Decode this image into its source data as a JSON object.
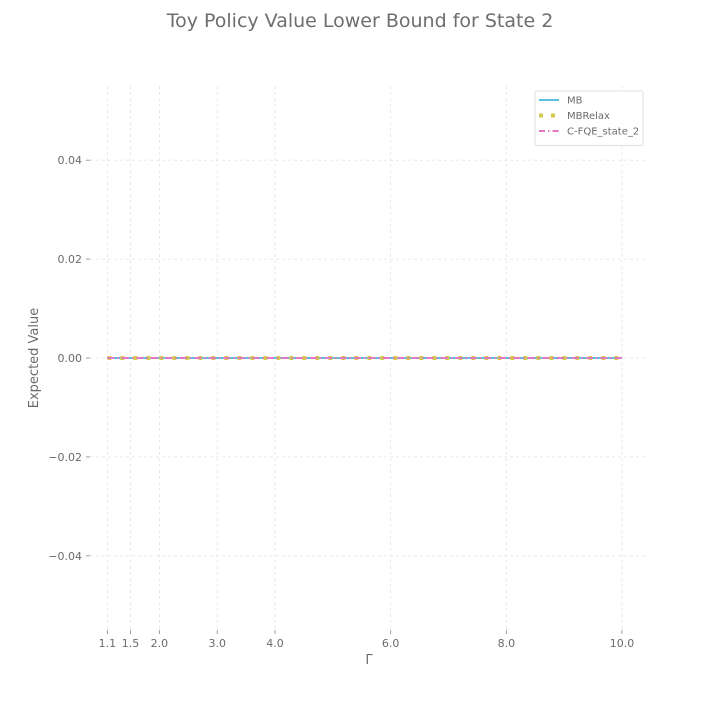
{
  "chart_data": {
    "type": "line",
    "title": "Toy Policy Value Lower Bound for State 2",
    "xlabel": "Γ",
    "ylabel": "Expected Value",
    "xlim": [
      0.8,
      10.45
    ],
    "ylim": [
      -0.055,
      0.055
    ],
    "x_ticks": [
      1.1,
      1.5,
      2.0,
      3.0,
      4.0,
      6.0,
      8.0,
      10.0
    ],
    "x_tick_labels": [
      "1.1",
      "1.5",
      "2.0",
      "3.0",
      "4.0",
      "6.0",
      "8.0",
      "10.0"
    ],
    "y_ticks": [
      -0.04,
      -0.02,
      0.0,
      0.02,
      0.04
    ],
    "y_tick_labels": [
      "−0.04",
      "−0.02",
      "0.00",
      "0.02",
      "0.04"
    ],
    "grid": true,
    "legend_position": "top-right",
    "series": [
      {
        "name": "MB",
        "color": "#5bc0de",
        "style": "solid",
        "x": [
          1.1,
          10.0
        ],
        "y": [
          0.0,
          0.0
        ]
      },
      {
        "name": "MBRelax",
        "color": "#d4c94a",
        "style": "dotted",
        "x": [
          1.1,
          10.0
        ],
        "y": [
          0.0,
          0.0
        ]
      },
      {
        "name": "C-FQE_state_2",
        "color": "#e377c2",
        "style": "dashdot",
        "x": [
          1.1,
          10.0
        ],
        "y": [
          0.0,
          0.0
        ]
      }
    ]
  }
}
_ _ _ _ _
» What is expected:
Only a number is expected here: the count of lines in the listing that hold the string "color".

» Final result:
3